-- Begin Recorded data --

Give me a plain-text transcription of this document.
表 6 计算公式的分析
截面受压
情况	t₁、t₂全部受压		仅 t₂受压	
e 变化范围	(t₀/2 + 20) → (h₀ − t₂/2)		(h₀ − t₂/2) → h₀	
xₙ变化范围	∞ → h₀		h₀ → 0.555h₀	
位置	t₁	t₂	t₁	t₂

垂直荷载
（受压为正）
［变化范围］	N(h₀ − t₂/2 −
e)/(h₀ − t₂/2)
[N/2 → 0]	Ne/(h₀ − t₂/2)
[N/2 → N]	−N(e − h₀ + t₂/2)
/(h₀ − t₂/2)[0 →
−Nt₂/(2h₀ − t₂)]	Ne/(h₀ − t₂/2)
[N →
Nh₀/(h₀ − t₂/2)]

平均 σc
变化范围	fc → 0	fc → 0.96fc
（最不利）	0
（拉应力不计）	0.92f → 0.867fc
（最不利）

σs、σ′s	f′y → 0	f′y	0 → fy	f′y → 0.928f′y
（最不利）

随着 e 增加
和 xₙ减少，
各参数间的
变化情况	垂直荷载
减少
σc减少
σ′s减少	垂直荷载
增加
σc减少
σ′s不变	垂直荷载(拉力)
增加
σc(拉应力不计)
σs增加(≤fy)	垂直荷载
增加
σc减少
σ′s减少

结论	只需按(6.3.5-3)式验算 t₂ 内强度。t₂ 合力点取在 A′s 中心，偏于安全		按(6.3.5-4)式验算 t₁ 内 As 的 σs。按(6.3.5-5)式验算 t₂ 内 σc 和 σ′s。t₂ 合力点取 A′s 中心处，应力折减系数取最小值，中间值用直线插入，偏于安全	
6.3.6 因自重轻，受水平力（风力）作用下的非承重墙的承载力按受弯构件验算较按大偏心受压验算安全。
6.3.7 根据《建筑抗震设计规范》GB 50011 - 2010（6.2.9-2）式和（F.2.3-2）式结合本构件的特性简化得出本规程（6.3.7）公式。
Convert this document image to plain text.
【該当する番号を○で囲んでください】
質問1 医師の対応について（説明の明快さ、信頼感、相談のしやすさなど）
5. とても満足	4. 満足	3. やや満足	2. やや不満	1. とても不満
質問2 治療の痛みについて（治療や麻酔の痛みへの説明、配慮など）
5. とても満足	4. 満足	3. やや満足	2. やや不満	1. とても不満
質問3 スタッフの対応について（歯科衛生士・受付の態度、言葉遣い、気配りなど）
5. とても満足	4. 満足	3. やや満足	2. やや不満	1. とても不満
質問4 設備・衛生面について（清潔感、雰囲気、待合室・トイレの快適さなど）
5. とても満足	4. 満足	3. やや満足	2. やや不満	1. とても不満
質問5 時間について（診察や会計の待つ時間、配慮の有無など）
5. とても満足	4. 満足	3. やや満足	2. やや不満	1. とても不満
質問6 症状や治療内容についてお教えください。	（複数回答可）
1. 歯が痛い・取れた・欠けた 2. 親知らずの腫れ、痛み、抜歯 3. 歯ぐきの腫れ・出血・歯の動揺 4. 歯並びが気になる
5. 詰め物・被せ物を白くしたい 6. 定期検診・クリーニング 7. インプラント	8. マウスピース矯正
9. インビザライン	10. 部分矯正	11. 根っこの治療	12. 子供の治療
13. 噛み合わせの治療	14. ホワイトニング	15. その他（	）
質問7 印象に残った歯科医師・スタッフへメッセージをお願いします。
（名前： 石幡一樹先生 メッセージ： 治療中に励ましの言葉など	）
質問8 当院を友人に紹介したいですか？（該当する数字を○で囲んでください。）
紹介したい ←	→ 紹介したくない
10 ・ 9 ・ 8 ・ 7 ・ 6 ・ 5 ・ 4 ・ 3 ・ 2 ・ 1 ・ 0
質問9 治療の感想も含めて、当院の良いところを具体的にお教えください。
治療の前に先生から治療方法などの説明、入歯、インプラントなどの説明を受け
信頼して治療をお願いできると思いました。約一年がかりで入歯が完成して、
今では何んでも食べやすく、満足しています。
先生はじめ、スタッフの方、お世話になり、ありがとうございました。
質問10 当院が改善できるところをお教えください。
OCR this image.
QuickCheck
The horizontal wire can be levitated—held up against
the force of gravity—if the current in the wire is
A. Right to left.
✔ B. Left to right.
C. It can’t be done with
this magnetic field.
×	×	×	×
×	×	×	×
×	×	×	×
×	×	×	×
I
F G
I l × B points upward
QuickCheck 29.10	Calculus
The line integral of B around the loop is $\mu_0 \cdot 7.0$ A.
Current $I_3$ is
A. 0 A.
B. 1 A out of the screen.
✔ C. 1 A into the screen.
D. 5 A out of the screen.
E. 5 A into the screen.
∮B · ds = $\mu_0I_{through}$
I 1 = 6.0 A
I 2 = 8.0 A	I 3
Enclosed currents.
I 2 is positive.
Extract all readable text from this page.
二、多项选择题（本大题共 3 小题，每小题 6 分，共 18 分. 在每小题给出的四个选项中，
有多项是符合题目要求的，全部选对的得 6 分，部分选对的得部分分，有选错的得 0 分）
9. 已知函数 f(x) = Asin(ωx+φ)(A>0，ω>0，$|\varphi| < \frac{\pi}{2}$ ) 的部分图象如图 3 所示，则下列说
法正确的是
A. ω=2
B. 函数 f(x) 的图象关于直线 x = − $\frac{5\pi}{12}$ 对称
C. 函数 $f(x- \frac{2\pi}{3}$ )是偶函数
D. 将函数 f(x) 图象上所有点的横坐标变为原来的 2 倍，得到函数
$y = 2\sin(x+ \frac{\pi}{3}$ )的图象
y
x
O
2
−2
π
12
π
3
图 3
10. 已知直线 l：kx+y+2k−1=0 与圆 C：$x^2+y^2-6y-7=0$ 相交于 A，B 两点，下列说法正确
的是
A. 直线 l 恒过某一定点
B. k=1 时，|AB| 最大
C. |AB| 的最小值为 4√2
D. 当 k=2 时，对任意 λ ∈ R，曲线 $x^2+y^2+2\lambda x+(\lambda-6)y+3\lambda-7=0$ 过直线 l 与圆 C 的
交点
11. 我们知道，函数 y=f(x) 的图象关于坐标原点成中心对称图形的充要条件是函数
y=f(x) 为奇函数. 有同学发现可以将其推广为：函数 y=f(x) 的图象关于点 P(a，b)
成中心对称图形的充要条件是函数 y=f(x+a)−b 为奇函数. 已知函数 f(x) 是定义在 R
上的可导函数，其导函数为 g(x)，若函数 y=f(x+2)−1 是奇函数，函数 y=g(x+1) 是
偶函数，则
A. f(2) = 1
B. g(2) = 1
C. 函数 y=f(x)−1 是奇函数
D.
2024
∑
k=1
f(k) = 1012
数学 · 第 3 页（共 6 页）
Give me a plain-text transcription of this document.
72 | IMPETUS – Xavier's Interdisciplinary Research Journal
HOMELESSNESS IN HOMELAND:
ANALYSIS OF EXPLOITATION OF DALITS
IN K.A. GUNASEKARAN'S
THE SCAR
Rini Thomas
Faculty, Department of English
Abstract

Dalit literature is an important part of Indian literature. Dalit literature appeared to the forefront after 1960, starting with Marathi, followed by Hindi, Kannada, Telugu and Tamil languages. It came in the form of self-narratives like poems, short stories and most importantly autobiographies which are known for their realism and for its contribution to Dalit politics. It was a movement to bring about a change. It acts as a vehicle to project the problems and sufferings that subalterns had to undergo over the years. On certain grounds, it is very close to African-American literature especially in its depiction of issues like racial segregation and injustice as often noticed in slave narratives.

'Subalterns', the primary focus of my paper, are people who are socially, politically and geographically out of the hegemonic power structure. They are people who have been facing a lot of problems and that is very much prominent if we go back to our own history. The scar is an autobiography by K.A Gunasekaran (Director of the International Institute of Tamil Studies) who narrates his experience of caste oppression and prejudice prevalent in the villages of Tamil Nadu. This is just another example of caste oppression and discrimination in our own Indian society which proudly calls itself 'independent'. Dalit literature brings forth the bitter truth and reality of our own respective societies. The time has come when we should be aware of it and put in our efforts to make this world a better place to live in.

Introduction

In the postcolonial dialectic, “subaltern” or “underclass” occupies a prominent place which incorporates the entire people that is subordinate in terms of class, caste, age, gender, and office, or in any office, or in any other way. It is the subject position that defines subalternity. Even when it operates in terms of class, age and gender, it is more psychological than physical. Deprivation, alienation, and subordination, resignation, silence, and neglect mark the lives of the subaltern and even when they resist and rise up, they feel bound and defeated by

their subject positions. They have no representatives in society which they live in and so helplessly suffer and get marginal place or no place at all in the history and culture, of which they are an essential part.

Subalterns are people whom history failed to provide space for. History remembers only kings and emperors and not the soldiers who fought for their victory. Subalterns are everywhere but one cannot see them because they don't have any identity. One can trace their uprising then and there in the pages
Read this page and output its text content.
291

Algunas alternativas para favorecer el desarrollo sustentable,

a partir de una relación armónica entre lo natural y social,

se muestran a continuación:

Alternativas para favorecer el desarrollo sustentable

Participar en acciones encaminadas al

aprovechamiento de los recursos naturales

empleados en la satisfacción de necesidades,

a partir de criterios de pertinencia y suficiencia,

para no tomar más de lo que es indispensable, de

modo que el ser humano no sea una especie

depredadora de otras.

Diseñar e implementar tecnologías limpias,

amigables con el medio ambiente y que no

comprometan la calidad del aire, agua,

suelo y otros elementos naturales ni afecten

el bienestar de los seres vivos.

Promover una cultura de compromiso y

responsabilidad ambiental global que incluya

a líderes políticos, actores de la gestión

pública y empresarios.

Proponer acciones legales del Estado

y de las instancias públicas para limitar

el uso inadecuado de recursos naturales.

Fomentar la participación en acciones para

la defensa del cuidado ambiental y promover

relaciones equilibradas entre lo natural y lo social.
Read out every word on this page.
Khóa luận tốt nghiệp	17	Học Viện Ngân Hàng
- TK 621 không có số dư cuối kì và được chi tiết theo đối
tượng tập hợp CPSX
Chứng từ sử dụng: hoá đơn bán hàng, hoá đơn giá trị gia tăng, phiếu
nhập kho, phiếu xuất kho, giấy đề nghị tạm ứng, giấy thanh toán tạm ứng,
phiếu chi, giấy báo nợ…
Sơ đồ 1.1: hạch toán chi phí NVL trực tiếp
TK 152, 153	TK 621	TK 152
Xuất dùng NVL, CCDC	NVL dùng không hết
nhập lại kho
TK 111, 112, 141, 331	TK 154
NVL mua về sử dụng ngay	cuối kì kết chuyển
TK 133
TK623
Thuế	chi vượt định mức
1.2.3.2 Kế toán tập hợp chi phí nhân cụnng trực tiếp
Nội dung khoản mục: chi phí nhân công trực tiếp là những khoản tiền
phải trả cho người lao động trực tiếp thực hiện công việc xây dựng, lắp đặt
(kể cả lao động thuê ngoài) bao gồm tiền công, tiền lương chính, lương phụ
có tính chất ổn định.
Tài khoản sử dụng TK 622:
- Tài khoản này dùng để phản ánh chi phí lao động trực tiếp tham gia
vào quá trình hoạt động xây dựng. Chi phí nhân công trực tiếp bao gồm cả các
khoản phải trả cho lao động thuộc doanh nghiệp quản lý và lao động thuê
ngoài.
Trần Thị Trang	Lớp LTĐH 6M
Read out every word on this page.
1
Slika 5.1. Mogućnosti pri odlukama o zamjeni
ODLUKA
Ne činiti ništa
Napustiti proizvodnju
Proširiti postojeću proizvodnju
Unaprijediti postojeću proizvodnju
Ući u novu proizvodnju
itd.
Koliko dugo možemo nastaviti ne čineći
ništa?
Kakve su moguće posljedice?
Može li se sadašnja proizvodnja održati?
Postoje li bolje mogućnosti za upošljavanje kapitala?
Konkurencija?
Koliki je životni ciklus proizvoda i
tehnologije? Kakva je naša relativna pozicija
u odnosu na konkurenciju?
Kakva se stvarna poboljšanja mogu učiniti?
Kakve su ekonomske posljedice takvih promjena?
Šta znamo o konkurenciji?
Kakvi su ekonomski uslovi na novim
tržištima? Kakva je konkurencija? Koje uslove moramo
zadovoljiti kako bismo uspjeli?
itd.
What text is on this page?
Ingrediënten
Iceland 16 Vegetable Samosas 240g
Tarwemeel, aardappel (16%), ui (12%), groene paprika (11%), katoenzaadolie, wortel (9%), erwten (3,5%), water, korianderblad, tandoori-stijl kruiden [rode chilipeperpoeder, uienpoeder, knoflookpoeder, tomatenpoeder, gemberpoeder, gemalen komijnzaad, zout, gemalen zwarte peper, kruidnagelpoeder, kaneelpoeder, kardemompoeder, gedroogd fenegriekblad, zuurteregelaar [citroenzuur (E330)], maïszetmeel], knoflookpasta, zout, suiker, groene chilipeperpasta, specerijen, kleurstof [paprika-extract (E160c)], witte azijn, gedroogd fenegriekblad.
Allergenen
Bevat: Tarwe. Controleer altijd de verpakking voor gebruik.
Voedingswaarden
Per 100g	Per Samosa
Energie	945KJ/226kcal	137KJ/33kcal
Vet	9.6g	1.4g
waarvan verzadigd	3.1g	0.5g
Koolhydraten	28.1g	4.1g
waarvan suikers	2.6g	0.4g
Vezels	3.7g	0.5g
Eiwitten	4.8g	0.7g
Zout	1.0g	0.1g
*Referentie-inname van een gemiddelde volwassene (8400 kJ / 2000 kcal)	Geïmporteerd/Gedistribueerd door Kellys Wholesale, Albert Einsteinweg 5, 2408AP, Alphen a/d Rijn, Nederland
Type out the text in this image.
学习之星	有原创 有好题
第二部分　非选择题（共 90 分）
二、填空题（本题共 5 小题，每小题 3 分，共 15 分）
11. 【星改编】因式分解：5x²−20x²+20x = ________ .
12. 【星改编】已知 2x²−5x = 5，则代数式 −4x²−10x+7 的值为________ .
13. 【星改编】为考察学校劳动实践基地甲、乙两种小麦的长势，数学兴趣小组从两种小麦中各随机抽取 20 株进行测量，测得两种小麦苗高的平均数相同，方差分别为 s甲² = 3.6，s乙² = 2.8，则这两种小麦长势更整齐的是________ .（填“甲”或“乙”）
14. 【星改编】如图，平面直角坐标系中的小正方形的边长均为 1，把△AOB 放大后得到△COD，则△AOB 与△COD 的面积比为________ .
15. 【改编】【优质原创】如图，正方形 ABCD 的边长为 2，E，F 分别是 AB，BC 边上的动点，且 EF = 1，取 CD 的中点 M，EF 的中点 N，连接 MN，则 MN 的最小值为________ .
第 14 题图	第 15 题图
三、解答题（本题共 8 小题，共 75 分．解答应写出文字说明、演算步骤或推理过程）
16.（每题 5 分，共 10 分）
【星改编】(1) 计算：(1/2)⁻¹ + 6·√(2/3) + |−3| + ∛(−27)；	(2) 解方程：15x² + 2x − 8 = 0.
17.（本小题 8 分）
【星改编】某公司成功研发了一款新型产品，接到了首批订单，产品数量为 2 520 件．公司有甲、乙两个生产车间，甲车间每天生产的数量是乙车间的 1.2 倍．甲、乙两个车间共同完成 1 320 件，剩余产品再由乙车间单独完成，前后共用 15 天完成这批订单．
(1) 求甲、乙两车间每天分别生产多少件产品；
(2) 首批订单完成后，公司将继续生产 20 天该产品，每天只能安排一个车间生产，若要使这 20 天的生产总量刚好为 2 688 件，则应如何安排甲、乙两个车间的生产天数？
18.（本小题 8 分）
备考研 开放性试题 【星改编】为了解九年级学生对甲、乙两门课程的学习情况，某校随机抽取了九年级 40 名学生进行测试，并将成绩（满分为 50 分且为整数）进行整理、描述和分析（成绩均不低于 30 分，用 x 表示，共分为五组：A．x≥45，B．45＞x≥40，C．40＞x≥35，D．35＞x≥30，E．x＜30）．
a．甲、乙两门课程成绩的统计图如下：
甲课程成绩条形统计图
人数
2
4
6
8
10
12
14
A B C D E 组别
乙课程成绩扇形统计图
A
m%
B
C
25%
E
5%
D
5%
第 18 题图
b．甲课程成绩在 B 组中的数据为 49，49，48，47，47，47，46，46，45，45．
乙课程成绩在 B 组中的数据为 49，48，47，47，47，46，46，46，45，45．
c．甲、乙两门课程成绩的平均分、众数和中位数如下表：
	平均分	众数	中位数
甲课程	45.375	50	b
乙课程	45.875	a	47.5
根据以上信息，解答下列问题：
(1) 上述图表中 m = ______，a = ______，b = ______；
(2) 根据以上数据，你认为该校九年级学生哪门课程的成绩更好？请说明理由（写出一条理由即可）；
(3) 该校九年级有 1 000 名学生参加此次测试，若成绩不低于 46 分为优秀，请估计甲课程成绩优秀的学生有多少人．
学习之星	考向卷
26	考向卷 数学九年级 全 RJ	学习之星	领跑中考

-- End Recorded data --

**Set task**
Copy out each line of the data containing the string "không".

**Result of this task**
- TK 621 không có số dư cuối kì và được chi tiết theo đối
Xuất dùng NVL, CCDC	NVL dùng không hết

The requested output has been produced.